Task to carry out: In the entries below, find the lines with the word "Address" and copy them.

Dataset items:
==============================
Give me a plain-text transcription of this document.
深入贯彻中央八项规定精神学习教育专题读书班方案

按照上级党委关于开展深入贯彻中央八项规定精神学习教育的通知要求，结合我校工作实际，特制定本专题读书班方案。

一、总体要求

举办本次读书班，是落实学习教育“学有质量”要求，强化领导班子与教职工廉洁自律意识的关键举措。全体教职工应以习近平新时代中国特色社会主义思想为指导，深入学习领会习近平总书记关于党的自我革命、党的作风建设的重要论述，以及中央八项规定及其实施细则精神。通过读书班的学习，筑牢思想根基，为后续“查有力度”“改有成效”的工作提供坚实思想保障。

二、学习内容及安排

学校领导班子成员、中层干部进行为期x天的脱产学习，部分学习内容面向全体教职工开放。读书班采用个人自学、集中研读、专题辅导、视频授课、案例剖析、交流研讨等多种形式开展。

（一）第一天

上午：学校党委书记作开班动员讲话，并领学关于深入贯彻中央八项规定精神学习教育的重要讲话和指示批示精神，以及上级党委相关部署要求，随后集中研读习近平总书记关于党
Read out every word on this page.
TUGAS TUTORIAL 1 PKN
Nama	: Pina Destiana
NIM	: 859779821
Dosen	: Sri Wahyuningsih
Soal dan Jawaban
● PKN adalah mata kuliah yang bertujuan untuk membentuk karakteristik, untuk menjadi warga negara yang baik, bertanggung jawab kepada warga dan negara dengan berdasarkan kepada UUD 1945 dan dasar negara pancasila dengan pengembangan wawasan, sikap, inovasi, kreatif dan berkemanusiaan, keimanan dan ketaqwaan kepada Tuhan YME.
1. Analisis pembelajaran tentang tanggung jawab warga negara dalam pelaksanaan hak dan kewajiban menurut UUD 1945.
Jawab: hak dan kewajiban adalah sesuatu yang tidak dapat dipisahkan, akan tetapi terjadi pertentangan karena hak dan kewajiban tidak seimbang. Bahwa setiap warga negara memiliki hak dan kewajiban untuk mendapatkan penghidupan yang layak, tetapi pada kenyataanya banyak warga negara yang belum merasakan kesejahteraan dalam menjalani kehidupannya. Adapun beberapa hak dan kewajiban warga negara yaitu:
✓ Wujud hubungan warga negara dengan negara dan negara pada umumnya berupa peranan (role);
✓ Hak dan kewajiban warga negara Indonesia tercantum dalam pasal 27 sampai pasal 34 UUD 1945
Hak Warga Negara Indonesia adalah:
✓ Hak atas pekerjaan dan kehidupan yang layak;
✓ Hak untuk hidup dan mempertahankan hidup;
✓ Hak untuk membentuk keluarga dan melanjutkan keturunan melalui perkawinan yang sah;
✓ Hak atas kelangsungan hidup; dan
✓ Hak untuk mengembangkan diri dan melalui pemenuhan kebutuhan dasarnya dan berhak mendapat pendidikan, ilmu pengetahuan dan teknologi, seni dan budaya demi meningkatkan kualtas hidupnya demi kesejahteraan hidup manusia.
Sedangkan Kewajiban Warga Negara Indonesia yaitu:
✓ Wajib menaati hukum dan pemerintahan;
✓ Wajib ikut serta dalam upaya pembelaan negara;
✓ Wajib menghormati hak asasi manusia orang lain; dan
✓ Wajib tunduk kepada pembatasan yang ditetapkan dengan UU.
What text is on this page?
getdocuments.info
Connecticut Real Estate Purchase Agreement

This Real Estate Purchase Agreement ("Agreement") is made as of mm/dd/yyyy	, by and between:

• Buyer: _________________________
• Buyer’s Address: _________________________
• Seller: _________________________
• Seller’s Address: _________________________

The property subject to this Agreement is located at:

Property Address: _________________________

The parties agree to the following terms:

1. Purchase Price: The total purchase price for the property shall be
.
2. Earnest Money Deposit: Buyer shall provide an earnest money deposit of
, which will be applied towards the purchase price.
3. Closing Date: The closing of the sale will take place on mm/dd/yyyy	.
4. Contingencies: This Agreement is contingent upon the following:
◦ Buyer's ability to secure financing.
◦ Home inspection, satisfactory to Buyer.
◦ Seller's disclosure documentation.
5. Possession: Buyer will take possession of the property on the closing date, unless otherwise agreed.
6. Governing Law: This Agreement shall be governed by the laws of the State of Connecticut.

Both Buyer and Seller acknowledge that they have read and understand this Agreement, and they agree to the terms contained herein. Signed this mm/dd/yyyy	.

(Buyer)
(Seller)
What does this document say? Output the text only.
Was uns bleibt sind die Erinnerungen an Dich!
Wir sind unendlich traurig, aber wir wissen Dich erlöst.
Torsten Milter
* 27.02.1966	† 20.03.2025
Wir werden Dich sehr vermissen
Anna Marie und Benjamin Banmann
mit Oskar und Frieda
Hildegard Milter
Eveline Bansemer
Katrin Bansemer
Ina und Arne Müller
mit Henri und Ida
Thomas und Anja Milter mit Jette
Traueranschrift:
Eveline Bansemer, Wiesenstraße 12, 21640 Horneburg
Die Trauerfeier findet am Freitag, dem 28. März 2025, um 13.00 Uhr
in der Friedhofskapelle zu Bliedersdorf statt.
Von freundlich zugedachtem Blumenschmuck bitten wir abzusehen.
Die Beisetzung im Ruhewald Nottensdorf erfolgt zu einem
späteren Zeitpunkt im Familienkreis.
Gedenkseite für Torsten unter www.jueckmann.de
==============================
Solution to this task:
• Buyer’s Address: _________________________
• Seller’s Address: _________________________
Property Address: _________________________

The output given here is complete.